Task brief |
Go through the records and show each line where the word "Michigan" occurs.

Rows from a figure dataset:
★ ★ ★ ★

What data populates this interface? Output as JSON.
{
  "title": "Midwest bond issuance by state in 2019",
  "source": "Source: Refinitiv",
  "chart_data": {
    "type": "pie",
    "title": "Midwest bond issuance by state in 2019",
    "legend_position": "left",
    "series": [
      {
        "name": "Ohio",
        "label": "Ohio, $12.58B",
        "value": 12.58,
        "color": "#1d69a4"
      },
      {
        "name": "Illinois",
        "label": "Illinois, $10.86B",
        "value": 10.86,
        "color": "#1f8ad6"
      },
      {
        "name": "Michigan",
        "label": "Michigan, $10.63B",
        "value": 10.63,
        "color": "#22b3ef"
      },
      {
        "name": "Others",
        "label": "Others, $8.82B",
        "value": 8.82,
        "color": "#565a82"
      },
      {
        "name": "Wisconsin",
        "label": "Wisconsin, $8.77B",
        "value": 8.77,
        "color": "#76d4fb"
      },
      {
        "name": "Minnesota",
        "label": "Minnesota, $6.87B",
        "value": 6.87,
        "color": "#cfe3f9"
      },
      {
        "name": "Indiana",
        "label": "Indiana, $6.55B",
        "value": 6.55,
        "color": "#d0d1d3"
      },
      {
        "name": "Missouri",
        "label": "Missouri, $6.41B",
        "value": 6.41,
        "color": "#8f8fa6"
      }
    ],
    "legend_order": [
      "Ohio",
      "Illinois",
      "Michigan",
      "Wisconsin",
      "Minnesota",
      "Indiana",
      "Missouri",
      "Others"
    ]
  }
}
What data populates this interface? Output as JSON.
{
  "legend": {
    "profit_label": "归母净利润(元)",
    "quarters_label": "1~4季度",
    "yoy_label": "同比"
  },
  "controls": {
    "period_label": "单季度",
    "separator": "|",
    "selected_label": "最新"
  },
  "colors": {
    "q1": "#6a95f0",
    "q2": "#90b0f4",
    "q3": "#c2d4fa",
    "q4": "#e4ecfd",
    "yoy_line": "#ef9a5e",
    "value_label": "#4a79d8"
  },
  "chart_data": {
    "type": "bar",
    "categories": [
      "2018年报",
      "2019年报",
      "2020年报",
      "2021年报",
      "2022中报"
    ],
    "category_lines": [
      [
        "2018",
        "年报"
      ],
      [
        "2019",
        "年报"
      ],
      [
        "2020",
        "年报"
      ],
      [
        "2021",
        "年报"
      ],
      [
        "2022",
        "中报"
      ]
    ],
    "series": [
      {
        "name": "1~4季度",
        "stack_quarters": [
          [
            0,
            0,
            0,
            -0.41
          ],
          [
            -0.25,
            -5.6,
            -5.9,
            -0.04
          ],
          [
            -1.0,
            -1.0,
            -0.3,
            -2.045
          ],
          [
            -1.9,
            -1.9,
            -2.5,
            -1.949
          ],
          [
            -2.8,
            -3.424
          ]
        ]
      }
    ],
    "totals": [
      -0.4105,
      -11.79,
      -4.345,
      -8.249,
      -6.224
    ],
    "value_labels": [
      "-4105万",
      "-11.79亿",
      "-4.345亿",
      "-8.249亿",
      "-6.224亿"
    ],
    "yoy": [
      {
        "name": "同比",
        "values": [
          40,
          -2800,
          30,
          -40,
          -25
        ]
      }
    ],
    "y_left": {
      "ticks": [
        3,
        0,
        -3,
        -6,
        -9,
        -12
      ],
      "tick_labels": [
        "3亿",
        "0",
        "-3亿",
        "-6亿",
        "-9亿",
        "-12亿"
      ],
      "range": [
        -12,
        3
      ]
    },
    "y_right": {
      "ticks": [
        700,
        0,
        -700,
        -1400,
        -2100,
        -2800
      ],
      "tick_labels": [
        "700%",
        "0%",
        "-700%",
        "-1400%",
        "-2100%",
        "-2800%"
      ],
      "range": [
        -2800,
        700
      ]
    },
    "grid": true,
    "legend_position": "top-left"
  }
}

★ ★ ★ ★

Answer to the task |
        "name": "Michigan",
        "label": "Michigan, $10.63B",
      "Michigan",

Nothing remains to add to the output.